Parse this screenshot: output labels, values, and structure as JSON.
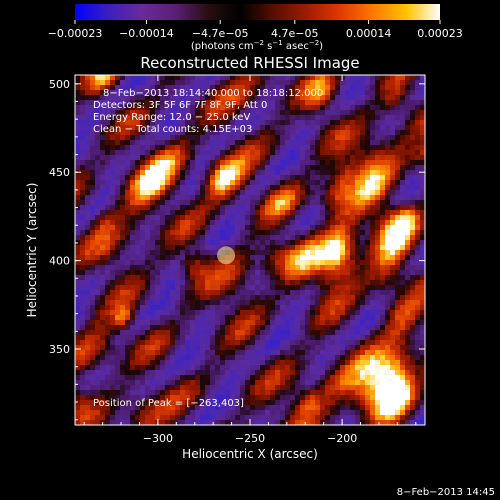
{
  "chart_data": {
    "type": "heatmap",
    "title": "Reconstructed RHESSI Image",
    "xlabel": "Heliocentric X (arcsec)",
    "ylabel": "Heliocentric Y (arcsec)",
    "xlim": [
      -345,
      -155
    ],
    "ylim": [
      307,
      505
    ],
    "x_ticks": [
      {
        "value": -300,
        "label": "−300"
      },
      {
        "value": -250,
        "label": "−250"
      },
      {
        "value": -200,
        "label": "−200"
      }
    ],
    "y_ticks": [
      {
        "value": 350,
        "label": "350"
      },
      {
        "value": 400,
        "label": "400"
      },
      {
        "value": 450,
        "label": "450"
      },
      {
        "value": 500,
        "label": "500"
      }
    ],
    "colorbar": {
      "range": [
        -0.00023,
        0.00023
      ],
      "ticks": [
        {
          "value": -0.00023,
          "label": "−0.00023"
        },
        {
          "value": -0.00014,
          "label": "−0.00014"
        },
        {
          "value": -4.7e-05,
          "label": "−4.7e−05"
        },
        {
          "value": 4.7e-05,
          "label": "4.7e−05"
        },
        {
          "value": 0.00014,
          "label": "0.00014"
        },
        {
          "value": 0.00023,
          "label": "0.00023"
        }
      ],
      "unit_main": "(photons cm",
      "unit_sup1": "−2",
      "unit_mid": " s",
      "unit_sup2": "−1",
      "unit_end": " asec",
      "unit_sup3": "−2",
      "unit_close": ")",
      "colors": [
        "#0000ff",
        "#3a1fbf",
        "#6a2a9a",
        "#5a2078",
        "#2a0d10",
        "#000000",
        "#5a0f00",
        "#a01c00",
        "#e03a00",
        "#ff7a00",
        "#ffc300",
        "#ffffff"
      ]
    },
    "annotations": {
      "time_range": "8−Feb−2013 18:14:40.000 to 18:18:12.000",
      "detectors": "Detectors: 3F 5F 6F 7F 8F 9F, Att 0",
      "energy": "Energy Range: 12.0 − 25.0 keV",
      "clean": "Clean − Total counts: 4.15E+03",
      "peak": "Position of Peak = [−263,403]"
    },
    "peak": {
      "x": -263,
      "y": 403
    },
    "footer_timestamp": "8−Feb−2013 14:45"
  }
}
════
▶ **WHAT TO DO**
Pictures in the records above are left out; print everything else exactly as written.

▶ **EXERCISE SOLUTION**
Parse this screenshot: output labels, values, and structure as JSON.
{
  "chart_data": {
    "type": "heatmap",
    "title": "Reconstructed RHESSI Image",
    "xlabel": "Heliocentric X (arcsec)",
    "ylabel": "Heliocentric Y (arcsec)",
    "xlim": [
      -345,
      -155
    ],
    "ylim": [
      307,
      505
    ],
    "x_ticks": [
      {
        "value": -300,
        "label": "−300"
      },
      {
        "value": -250,
        "label": "−250"
      },
      {
        "value": -200,
        "label": "−200"
      }
    ],
    "y_ticks": [
      {
        "value": 350,
        "label": "350"
      },
      {
        "value": 400,
        "label": "400"
      },
      {
        "value": 450,
        "label": "450"
      },
      {
        "value": 500,
        "label": "500"
      }
    ],
    "colorbar": {
      "range": [
        -0.00023,
        0.00023
      ],
      "ticks": [
        {
          "value": -0.00023,
          "label": "−0.00023"
        },
        {
          "value": -0.00014,
          "label": "−0.00014"
        },
        {
          "value": -4.7e-05,
          "label": "−4.7e−05"
        },
        {
          "value": 4.7e-05,
          "label": "4.7e−05"
        },
        {
          "value": 0.00014,
          "label": "0.00014"
        },
        {
          "value": 0.00023,
          "label": "0.00023"
        }
      ],
      "unit_main": "(photons cm",
      "unit_sup1": "−2",
      "unit_mid": " s",
      "unit_sup2": "−1",
      "unit_end": " asec",
      "unit_sup3": "−2",
      "unit_close": ")",
      "colors": [
        "#0000ff",
        "#3a1fbf",
        "#6a2a9a",
        "#5a2078",
        "#2a0d10",
        "#000000",
        "#5a0f00",
        "#a01c00",
        "#e03a00",
        "#ff7a00",
        "#ffc300",
        "#ffffff"
      ]
    },
    "annotations": {
      "time_range": "8−Feb−2013 18:14:40.000 to 18:18:12.000",
      "detectors": "Detectors: 3F 5F 6F 7F 8F 9F, Att 0",
      "energy": "Energy Range: 12.0 − 25.0 keV",
      "clean": "Clean − Total counts: 4.15E+03",
      "peak": "Position of Peak = [−263,403]"
    },
    "peak": {
      "x": -263,
      "y": 403
    },
    "footer_timestamp": "8−Feb−2013 14:45"
  }
}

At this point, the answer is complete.